━━━━━ Supplied records ━━━━━

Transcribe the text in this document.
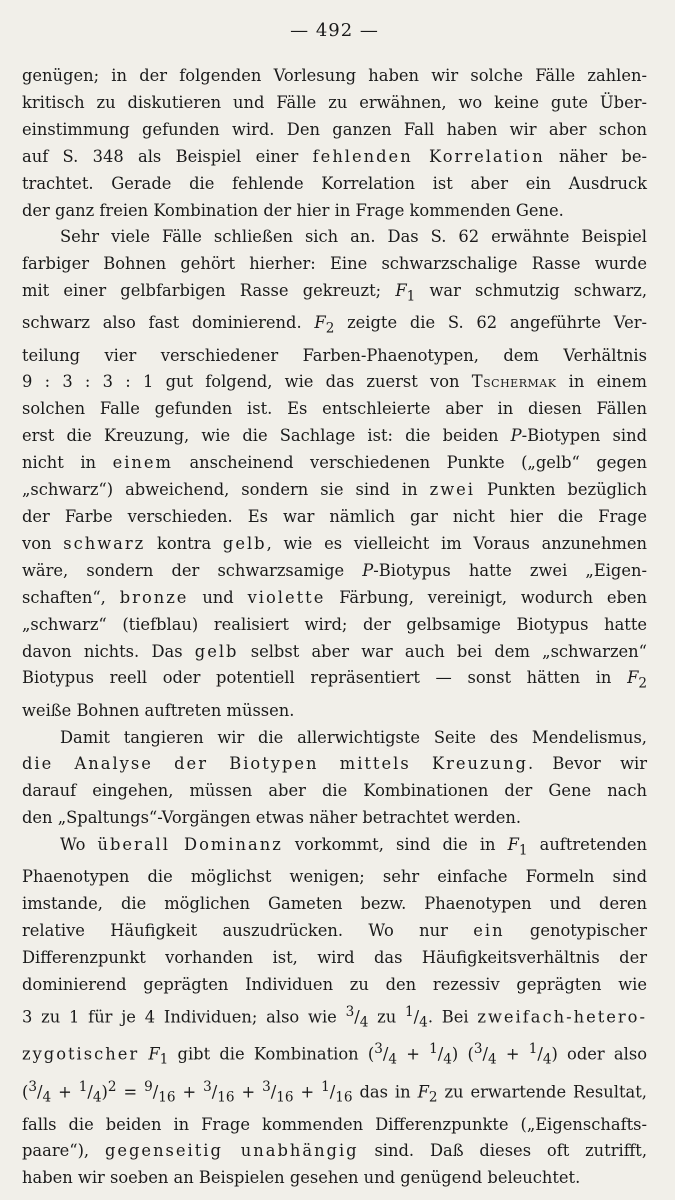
— 492 —

genügen; in der folgenden Vorlesung haben wir solche Fälle zahlen-
kritisch zu diskutieren und Fälle zu erwähnen, wo keine gute Über-
einstimmung gefunden wird. Den ganzen Fall haben wir aber schon
auf S. 348 als Beispiel einer fehlenden Korrelation näher be-
trachtet. Gerade die fehlende Korrelation ist aber ein Ausdruck
der ganz freien Kombination der hier in Frage kommenden Gene.

Sehr viele Fälle schließen sich an. Das S. 62 erwähnte Beispiel
farbiger Bohnen gehört hierher: Eine schwarzschalige Rasse wurde
mit einer gelbfarbigen Rasse gekreuzt; $F_1$ war schmutzig schwarz,
schwarz also fast dominierend. $F_2$ zeigte die S. 62 angeführte Ver-
teilung vier verschiedener Farben-Phaenotypen, dem Verhältnis
9 : 3 : 3 : 1 gut folgend, wie das zuerst von Tschermak in einem
solchen Falle gefunden ist. Es entschleierte aber in diesen Fällen
erst die Kreuzung, wie die Sachlage ist: die beiden P-Biotypen sind
nicht in einem anscheinend verschiedenen Punkte („gelb“ gegen
„schwarz“) abweichend, sondern sie sind in zwei Punkten bezüglich
der Farbe verschieden. Es war nämlich gar nicht hier die Frage
von schwarz kontra gelb, wie es vielleicht im Voraus anzunehmen
wäre, sondern der schwarzsamige P-Biotypus hatte zwei „Eigen-
schaften“, bronze und violette Färbung, vereinigt, wodurch eben
„schwarz“ (tiefblau) realisiert wird; der gelbsamige Biotypus hatte
davon nichts. Das gelb selbst aber war auch bei dem „schwarzen“
Biotypus reell oder potentiell repräsentiert — sonst hätten in $F_2$
weiße Bohnen auftreten müssen.

Damit tangieren wir die allerwichtigste Seite des Mendelismus,
die Analyse der Biotypen mittels Kreuzung. Bevor wir
darauf eingehen, müssen aber die Kombinationen der Gene nach
den „Spaltungs“-Vorgängen etwas näher betrachtet werden.

Wo überall Dominanz vorkommt, sind die in $F_1$ auftretenden
Phaenotypen die möglichst wenigen; sehr einfache Formeln sind
imstande, die möglichen Gameten bezw. Phaenotypen und deren
relative Häufigkeit auszudrücken. Wo nur ein genotypischer
Differenzpunkt vorhanden ist, wird das Häufigkeitsverhältnis der
dominierend geprägten Individuen zu den rezessiv geprägten wie
3 zu 1 für je 4 Individuen; also wie $^3/_4$ zu $^1/_4$. Bei zweifach-hetero-
zygotischer $F_1$ gibt die Kombination $(^3/_4 + ^1/_4) (^3/_4 + ^1/_4)$ oder also
$(^3/_4 + ^1/_4)^2 = ^9/_{16} + ^3/_{16} + ^3/_{16} + ^1/_{16}$ das in $F_2$ zu erwartende Resultat,
falls die beiden in Frage kommenden Differenzpunkte („Eigenschafts-
paare“), gegenseitig unabhängig sind. Daß dieses oft zutrifft,
haben wir soeben an Beispielen gesehen und genügend beleuchtet.
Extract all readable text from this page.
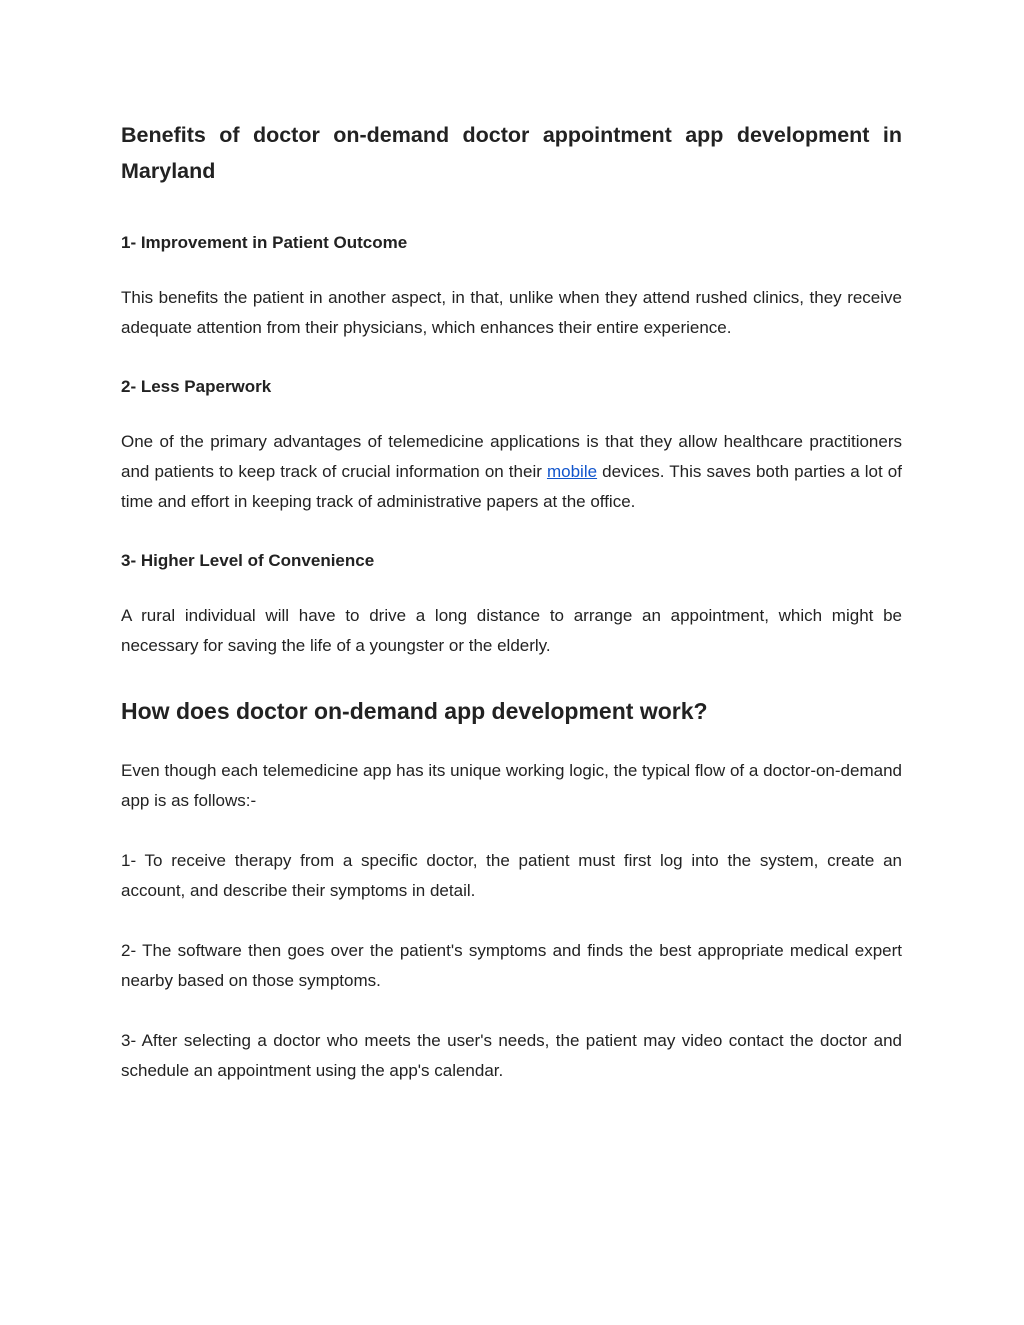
Benefits of doctor on-demand doctor appointment app development in Maryland
1- Improvement in Patient Outcome

This benefits the patient in another aspect, in that, unlike when they attend rushed clinics, they receive adequate attention from their physicians, which enhances their entire experience.

2- Less Paperwork

One of the primary advantages of telemedicine applications is that they allow healthcare practitioners and patients to keep track of crucial information on their mobile devices. This saves both parties a lot of time and effort in keeping track of administrative papers at the office.

3- Higher Level of Convenience

A rural individual will have to drive a long distance to arrange an appointment, which might be necessary for saving the life of a youngster or the elderly.

How does doctor on-demand app development work?

Even though each telemedicine app has its unique working logic, the typical flow of a doctor-on-demand app is as follows:-

1- To receive therapy from a specific doctor, the patient must first log into the system, create an account, and describe their symptoms in detail.

2- The software then goes over the patient's symptoms and finds the best appropriate medical expert nearby based on those symptoms.

3- After selecting a doctor who meets the user's needs, the patient may video contact the doctor and schedule an appointment using the app's calendar.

━━━━━

## What is needed
Leaving out all pictures, print exactly the lines above from the one containing "Extract all readable text from this page." through the last line of the entries.

## Answer area
Extract all readable text from this page.
Benefits of doctor on-demand doctor appointment app development in Maryland
1- Improvement in Patient Outcome

This benefits the patient in another aspect, in that, unlike when they attend rushed clinics, they receive adequate attention from their physicians, which enhances their entire experience.

2- Less Paperwork

One of the primary advantages of telemedicine applications is that they allow healthcare practitioners and patients to keep track of crucial information on their mobile devices. This saves both parties a lot of time and effort in keeping track of administrative papers at the office.

3- Higher Level of Convenience

A rural individual will have to drive a long distance to arrange an appointment, which might be necessary for saving the life of a youngster or the elderly.

How does doctor on-demand app development work?

Even though each telemedicine app has its unique working logic, the typical flow of a doctor-on-demand app is as follows:-

1- To receive therapy from a specific doctor, the patient must first log into the system, create an account, and describe their symptoms in detail.

2- The software then goes over the patient's symptoms and finds the best appropriate medical expert nearby based on those symptoms.

3- After selecting a doctor who meets the user's needs, the patient may video contact the doctor and schedule an appointment using the app's calendar.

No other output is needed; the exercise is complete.